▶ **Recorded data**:
::::
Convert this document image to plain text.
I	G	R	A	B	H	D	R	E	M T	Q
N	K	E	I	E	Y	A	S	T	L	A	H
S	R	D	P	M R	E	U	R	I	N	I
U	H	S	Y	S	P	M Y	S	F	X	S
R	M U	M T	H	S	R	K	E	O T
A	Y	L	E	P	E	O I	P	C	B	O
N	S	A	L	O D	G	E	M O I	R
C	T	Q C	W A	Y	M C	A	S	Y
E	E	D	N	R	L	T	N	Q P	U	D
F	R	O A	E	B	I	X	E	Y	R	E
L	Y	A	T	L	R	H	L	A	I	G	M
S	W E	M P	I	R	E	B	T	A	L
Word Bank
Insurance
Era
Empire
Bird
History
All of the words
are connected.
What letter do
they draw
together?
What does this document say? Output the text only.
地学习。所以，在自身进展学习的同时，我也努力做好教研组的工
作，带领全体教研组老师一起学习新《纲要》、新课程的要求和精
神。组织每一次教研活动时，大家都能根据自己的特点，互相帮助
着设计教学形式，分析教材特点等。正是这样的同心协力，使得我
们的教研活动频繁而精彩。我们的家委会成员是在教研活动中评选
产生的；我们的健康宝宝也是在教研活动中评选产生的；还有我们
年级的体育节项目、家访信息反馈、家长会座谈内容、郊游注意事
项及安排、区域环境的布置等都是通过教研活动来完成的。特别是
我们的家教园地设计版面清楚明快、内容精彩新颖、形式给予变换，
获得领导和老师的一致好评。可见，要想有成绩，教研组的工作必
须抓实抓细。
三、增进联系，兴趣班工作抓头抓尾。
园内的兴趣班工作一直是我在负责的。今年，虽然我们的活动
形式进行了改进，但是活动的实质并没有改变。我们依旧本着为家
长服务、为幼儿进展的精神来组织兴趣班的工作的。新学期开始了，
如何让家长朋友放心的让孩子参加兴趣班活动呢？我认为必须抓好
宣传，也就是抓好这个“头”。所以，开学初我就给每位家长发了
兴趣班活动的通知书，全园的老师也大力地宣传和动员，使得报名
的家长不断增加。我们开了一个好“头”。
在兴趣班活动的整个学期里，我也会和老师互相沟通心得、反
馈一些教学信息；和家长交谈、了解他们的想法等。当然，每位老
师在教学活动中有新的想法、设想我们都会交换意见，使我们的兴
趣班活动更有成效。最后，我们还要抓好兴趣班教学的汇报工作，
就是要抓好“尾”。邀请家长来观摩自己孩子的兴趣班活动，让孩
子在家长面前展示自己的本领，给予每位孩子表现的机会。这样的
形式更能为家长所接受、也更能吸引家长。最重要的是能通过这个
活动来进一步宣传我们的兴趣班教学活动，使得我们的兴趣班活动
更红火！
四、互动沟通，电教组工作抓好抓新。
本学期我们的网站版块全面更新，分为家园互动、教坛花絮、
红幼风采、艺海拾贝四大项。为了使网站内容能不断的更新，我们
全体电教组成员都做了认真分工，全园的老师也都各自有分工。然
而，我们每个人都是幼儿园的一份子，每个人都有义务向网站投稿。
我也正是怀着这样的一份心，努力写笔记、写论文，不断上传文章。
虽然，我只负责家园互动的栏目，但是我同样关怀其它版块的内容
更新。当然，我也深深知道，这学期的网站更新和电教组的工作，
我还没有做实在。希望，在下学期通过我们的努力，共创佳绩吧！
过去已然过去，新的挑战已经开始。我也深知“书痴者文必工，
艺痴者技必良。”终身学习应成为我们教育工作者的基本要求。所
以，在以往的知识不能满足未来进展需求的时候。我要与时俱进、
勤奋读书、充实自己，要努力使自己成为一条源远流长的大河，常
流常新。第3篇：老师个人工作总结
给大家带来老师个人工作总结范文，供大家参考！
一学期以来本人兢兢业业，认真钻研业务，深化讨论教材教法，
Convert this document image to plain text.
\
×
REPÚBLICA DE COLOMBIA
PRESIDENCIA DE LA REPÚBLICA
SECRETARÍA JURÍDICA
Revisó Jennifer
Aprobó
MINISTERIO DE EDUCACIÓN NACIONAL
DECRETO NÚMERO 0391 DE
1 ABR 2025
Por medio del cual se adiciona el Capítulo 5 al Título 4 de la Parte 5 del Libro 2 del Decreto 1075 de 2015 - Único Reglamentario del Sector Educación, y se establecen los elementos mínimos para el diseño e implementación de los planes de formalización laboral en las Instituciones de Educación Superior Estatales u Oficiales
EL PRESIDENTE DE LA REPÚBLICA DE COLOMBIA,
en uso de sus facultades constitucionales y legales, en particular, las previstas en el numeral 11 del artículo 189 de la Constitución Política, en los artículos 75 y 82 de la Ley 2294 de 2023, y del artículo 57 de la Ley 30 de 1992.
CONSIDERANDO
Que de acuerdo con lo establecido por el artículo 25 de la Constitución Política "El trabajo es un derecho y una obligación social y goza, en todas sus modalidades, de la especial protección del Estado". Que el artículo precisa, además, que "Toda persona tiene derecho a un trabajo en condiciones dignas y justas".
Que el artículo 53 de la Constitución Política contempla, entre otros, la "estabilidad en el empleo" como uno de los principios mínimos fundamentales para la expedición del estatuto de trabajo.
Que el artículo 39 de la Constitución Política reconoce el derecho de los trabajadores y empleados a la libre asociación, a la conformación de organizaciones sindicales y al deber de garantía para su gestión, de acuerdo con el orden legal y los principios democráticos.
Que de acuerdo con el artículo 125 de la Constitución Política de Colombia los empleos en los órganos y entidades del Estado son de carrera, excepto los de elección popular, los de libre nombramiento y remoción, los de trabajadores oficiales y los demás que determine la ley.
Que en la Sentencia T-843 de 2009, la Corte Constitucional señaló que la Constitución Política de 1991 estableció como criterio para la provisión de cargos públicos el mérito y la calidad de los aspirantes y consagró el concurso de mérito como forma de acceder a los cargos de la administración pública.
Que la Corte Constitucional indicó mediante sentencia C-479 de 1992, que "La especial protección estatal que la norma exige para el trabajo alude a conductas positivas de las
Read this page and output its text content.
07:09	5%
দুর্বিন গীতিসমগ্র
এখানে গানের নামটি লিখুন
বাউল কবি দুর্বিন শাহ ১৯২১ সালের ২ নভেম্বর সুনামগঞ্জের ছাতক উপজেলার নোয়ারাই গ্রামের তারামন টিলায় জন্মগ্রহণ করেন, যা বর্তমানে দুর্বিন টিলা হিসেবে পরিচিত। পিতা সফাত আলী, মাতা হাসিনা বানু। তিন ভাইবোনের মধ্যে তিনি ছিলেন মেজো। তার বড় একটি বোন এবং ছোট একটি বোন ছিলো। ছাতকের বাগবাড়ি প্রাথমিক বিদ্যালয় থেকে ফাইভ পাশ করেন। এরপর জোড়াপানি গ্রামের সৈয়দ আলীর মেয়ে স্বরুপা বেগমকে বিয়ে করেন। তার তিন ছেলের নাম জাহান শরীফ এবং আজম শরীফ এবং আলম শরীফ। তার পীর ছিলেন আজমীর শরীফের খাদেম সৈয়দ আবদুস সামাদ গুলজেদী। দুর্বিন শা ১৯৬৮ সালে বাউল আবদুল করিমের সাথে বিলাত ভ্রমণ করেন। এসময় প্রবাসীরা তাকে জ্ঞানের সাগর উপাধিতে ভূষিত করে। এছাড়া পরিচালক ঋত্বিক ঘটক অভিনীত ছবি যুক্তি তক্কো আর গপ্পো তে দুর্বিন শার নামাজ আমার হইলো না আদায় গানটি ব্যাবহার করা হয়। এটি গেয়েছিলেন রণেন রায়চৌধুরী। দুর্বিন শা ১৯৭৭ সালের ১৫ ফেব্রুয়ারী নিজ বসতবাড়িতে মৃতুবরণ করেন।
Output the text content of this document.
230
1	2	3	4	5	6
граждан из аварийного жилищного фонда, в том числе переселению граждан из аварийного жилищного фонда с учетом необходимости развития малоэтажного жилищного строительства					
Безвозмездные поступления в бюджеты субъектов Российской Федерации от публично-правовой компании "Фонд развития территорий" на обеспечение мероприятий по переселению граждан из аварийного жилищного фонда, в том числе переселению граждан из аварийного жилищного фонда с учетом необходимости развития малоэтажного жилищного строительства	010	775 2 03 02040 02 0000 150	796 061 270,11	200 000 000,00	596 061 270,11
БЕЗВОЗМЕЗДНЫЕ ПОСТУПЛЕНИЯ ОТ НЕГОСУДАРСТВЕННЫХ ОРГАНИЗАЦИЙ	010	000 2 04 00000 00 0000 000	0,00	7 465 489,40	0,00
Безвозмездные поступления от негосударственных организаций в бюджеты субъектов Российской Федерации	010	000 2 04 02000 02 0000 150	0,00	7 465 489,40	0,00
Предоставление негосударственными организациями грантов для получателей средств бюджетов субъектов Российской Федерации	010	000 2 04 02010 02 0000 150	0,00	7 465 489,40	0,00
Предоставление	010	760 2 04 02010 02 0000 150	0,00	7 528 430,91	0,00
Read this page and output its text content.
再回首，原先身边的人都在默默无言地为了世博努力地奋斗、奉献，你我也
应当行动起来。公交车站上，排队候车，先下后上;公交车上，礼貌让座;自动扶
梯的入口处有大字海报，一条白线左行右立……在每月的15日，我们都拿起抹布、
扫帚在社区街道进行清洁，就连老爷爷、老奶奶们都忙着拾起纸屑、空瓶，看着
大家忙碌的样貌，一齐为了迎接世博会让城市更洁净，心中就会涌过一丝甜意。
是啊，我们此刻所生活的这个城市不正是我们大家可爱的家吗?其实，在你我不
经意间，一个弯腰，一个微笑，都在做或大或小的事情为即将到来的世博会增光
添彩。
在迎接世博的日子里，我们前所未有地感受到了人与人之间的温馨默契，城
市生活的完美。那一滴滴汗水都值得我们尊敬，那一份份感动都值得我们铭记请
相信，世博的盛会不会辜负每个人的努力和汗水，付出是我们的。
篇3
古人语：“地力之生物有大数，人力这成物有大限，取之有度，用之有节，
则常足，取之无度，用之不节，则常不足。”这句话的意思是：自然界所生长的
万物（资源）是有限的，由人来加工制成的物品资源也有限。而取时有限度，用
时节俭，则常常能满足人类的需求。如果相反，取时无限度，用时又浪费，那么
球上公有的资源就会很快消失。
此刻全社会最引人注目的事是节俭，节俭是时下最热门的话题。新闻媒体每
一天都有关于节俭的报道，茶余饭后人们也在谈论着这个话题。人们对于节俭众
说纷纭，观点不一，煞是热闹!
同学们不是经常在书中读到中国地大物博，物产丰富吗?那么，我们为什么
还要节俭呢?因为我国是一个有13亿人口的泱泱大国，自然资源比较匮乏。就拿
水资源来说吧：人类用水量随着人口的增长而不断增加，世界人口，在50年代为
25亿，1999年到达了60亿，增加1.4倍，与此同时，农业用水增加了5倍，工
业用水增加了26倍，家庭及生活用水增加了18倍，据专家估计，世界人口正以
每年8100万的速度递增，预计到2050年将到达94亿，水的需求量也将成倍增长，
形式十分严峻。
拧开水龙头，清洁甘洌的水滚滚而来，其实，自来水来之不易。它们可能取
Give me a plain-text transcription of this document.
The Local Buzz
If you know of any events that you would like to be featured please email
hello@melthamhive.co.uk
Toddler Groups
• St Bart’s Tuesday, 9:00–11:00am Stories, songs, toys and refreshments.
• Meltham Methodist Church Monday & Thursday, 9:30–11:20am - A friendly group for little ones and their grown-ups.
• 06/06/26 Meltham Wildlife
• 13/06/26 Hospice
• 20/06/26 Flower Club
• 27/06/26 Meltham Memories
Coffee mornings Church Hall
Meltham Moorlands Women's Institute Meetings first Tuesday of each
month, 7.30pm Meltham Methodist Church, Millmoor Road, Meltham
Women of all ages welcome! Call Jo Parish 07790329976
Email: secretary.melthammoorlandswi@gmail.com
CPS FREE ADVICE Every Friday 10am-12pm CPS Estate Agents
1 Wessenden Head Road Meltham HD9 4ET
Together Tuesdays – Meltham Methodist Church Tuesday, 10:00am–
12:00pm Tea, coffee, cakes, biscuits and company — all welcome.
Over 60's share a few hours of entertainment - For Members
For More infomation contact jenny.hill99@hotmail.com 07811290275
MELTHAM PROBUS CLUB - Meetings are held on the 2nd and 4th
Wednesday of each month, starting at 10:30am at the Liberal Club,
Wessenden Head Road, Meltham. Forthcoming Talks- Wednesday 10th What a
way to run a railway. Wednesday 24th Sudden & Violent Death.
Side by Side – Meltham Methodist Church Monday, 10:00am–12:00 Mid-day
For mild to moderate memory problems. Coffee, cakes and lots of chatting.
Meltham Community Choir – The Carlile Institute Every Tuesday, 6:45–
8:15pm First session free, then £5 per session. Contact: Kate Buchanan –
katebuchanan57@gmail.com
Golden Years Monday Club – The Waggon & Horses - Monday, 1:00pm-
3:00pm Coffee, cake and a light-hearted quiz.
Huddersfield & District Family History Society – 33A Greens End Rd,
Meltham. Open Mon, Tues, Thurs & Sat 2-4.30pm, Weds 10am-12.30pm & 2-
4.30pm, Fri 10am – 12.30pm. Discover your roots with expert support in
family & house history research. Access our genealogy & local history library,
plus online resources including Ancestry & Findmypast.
::::
▶ **What to produce**:
Report all lines of the data above that include the string "Предоставление".

▶ **Answer for this exercise**:
Предоставление негосударственными организациями грантов для получателей средств бюджетов субъектов Российской Федерации	010	000 2 04 02010 02 0000 150	0,00	7 465 489,40	0,00
Предоставление	010	760 2 04 02010 02 0000 150	0,00	7 528 430,91	0,00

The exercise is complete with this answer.